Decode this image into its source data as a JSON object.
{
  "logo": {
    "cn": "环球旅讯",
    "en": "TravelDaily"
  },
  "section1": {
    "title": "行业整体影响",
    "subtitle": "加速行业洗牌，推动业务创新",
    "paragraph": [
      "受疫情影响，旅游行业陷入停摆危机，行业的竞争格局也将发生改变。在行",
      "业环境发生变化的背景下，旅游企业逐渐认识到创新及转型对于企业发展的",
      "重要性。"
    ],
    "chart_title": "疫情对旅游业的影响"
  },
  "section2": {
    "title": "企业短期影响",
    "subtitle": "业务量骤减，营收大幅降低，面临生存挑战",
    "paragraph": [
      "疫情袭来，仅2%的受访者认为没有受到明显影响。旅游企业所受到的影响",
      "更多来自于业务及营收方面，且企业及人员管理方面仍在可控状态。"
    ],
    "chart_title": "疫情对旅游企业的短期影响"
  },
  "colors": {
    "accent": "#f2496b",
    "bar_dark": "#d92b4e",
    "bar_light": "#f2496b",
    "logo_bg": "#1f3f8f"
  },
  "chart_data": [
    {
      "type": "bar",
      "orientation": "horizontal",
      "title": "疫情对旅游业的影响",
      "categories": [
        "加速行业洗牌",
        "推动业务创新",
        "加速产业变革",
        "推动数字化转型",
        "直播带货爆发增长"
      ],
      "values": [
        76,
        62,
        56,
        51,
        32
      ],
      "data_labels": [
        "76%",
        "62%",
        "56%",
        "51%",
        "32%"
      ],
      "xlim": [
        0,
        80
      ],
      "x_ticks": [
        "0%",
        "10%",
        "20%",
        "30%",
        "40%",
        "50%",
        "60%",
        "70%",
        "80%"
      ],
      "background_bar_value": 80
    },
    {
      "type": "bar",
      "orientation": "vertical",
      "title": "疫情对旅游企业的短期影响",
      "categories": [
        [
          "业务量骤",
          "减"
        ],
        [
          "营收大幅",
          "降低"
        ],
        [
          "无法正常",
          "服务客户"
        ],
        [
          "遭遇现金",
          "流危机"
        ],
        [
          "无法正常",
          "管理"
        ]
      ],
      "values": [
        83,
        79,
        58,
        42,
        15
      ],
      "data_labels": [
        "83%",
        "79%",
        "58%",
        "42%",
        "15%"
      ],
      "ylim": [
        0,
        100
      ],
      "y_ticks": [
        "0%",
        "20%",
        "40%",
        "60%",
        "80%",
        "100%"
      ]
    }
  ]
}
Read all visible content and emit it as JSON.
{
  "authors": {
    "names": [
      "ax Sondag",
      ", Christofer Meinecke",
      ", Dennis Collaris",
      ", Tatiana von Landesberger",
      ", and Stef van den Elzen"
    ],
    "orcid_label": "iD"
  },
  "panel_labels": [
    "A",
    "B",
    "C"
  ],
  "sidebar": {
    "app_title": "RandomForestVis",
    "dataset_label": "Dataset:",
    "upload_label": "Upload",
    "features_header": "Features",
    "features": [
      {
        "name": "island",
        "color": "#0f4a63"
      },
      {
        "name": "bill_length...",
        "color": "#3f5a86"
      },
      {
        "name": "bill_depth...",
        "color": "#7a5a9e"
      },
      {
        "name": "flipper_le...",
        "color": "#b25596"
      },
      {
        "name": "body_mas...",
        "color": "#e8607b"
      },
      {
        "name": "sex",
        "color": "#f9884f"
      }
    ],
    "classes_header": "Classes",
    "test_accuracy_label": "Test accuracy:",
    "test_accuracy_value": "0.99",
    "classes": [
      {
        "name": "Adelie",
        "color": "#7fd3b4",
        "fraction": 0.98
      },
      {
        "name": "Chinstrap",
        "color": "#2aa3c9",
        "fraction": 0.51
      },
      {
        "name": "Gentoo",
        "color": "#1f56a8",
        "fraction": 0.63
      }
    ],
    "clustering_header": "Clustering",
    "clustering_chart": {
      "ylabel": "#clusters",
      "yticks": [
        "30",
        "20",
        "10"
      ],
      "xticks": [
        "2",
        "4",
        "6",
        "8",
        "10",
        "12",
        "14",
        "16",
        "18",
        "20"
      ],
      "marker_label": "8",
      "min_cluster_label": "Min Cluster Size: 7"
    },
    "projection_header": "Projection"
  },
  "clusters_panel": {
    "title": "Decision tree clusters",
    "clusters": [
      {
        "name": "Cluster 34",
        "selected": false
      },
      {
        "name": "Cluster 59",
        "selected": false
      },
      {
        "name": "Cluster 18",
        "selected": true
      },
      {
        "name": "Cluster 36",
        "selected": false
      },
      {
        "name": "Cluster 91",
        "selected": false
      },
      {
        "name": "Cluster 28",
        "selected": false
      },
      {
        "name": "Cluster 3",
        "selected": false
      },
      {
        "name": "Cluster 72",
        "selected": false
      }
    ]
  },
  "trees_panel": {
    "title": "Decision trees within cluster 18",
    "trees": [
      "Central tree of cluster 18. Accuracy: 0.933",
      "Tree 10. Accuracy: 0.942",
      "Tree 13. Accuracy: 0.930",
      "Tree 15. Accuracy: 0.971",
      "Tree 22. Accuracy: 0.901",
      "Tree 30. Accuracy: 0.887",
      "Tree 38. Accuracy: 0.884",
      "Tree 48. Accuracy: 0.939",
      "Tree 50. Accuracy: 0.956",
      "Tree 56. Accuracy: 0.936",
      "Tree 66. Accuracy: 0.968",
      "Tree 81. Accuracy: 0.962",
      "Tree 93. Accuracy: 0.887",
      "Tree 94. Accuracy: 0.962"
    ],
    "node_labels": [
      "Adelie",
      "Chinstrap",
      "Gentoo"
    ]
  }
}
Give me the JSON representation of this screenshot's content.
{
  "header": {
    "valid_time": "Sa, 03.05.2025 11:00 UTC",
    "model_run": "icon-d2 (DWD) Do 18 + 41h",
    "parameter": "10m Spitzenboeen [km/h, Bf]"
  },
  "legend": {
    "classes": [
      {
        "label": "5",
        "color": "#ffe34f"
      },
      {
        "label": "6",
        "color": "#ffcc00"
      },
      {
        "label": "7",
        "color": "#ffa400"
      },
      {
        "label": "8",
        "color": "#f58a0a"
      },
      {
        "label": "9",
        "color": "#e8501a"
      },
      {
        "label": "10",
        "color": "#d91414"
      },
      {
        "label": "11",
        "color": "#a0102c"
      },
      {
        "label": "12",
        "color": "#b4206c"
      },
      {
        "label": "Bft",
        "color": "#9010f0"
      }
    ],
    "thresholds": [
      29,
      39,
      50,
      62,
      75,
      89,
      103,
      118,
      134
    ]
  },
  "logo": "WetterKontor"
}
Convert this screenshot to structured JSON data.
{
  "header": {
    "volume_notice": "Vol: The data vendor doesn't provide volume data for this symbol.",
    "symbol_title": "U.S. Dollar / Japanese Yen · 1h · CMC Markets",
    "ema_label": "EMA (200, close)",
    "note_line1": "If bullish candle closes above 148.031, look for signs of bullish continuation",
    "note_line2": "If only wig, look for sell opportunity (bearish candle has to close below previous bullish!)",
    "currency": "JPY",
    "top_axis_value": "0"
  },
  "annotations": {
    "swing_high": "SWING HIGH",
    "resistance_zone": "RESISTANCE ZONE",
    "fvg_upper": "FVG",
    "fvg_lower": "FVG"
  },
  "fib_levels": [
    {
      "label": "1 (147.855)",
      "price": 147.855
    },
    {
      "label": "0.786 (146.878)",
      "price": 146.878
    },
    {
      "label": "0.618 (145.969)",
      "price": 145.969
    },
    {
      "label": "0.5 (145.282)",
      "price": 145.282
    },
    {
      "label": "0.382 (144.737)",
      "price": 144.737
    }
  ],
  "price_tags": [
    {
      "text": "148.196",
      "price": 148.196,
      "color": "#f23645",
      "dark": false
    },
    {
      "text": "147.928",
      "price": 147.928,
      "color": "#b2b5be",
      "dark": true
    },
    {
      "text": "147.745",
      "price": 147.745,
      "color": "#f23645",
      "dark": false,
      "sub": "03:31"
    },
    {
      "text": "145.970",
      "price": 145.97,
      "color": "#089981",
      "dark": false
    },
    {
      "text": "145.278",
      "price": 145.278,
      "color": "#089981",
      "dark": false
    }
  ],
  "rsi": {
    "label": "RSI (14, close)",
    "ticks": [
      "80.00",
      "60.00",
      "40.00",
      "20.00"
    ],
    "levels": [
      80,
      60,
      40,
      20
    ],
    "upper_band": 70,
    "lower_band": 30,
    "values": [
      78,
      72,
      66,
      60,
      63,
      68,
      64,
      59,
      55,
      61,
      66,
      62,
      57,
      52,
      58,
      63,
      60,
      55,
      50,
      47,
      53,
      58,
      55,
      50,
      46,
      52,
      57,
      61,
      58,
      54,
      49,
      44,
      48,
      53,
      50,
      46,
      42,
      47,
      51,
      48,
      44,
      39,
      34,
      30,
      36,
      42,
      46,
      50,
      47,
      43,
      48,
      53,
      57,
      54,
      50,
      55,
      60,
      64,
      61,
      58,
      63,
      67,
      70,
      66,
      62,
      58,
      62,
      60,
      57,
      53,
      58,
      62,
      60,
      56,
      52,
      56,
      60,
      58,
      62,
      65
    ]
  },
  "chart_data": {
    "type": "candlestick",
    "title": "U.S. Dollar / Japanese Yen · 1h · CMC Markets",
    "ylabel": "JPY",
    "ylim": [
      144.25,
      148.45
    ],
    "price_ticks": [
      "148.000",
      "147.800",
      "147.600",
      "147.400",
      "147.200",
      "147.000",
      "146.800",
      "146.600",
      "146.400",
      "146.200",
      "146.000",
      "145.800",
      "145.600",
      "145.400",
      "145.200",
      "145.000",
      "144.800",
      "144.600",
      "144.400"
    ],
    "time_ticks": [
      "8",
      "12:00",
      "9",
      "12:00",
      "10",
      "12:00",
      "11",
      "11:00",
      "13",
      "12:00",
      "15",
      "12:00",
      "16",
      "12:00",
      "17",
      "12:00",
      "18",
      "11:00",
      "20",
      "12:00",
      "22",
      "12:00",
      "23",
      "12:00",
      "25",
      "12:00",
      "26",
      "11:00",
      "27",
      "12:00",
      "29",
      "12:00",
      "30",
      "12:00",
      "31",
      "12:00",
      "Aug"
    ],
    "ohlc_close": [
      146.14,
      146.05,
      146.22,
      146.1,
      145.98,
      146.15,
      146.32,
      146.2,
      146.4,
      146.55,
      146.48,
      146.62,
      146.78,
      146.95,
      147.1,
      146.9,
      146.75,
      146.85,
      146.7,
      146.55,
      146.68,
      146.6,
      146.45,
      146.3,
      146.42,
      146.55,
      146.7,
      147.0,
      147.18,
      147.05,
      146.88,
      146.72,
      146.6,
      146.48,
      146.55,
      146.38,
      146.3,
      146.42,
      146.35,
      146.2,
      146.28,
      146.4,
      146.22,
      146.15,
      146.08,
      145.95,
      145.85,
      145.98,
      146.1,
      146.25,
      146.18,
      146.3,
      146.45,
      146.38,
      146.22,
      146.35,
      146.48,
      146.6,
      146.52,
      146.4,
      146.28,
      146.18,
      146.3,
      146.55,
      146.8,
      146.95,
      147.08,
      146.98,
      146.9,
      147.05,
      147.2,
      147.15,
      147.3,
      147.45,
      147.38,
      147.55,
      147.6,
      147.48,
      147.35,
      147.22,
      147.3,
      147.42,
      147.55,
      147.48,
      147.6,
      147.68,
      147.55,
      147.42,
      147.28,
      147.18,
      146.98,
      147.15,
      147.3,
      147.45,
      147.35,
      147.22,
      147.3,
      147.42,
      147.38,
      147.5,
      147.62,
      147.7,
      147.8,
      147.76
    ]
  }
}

•••••

Task goal » In the records above, how many lines hold the string "Markets"? Reply with only the number.

Answer for this exercise » 2